▼
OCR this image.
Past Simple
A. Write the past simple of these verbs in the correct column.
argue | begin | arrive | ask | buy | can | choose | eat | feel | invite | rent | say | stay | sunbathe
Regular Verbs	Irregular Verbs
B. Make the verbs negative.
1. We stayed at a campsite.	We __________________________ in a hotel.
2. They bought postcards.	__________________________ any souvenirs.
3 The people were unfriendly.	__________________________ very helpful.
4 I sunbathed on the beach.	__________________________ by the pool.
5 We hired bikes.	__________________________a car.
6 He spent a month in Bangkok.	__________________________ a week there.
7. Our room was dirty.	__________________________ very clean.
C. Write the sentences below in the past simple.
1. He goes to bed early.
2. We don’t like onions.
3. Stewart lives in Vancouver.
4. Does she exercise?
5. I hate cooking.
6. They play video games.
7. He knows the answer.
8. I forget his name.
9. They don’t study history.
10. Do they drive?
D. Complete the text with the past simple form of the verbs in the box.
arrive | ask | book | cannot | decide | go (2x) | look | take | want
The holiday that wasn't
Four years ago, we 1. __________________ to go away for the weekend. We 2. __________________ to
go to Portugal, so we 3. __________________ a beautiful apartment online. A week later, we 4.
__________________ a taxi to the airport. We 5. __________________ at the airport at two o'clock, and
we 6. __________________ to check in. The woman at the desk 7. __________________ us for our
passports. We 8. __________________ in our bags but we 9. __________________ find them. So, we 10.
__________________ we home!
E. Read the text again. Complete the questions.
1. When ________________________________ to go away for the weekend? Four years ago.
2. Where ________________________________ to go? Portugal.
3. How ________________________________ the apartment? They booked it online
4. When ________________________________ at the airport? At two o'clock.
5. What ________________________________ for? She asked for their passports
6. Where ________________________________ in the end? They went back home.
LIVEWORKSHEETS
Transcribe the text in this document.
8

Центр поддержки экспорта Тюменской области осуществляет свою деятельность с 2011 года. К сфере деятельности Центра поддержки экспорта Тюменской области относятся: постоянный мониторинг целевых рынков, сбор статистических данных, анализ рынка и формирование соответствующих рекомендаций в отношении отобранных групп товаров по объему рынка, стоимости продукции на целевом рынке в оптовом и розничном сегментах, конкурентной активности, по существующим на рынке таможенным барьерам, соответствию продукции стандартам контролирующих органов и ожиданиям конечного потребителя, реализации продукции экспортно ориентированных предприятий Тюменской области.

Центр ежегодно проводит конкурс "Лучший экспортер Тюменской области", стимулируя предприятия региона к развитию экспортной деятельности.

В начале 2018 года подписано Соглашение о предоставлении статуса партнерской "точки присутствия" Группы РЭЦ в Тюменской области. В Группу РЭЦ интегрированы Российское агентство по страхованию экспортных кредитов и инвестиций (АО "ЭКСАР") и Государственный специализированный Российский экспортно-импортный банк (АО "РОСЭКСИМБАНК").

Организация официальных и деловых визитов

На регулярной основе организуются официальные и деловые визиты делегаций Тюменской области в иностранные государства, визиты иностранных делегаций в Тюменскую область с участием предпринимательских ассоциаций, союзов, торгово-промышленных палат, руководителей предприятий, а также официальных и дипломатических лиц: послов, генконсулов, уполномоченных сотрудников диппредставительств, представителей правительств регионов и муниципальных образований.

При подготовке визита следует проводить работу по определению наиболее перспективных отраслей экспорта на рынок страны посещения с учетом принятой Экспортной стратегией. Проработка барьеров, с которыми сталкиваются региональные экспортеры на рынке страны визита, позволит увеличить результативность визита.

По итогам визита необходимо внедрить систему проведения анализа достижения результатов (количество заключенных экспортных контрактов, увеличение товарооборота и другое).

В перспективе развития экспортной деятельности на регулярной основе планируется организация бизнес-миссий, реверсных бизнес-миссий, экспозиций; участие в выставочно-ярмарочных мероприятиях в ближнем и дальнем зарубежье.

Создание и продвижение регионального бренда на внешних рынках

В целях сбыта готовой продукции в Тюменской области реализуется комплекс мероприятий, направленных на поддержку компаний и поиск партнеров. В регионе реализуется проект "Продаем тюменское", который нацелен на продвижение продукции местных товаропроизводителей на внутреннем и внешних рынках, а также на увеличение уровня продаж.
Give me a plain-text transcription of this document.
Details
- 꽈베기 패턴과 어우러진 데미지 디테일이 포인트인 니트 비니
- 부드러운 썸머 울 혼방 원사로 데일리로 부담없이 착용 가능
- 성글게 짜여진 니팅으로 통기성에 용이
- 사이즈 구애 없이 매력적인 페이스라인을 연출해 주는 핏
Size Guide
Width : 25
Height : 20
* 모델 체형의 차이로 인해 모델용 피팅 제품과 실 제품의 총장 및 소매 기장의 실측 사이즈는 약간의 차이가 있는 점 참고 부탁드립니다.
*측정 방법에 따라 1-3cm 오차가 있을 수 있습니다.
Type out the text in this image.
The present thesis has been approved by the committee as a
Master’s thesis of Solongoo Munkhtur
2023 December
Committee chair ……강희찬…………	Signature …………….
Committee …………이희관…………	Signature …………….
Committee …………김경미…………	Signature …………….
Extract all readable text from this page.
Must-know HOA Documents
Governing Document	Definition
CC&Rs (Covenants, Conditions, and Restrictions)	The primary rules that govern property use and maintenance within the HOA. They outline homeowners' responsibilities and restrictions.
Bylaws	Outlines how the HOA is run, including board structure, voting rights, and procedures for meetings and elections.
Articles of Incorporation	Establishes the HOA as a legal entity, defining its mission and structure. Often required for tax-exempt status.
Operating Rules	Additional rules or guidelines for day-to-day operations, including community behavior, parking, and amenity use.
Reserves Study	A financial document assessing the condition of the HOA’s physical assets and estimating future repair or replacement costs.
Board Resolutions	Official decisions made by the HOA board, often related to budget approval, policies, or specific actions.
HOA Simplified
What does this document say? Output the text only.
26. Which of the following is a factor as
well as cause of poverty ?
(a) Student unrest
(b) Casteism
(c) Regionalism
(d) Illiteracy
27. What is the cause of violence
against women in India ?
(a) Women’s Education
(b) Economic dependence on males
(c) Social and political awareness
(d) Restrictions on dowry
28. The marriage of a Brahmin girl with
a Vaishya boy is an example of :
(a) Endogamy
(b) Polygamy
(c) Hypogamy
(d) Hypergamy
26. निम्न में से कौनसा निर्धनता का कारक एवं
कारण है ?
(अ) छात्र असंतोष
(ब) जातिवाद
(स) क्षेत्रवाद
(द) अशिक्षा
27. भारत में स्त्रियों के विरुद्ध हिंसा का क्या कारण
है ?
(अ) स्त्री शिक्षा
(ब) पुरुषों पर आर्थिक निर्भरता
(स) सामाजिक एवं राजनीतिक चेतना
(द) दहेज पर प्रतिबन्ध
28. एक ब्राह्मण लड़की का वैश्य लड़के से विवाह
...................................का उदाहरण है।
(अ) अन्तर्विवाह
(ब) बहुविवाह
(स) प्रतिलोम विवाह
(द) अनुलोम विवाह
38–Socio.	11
▲
## Work to complete
Pull out all lines of the data with the string "внешних".

## Exercise result
Создание и продвижение регионального бренда на внешних рынках
В целях сбыта готовой продукции в Тюменской области реализуется комплекс мероприятий, направленных на поддержку компаний и поиск партнеров. В регионе реализуется проект "Продаем тюменское", который нацелен на продвижение продукции местных товаропроизводителей на внутреннем и внешних рынках, а также на увеличение уровня продаж.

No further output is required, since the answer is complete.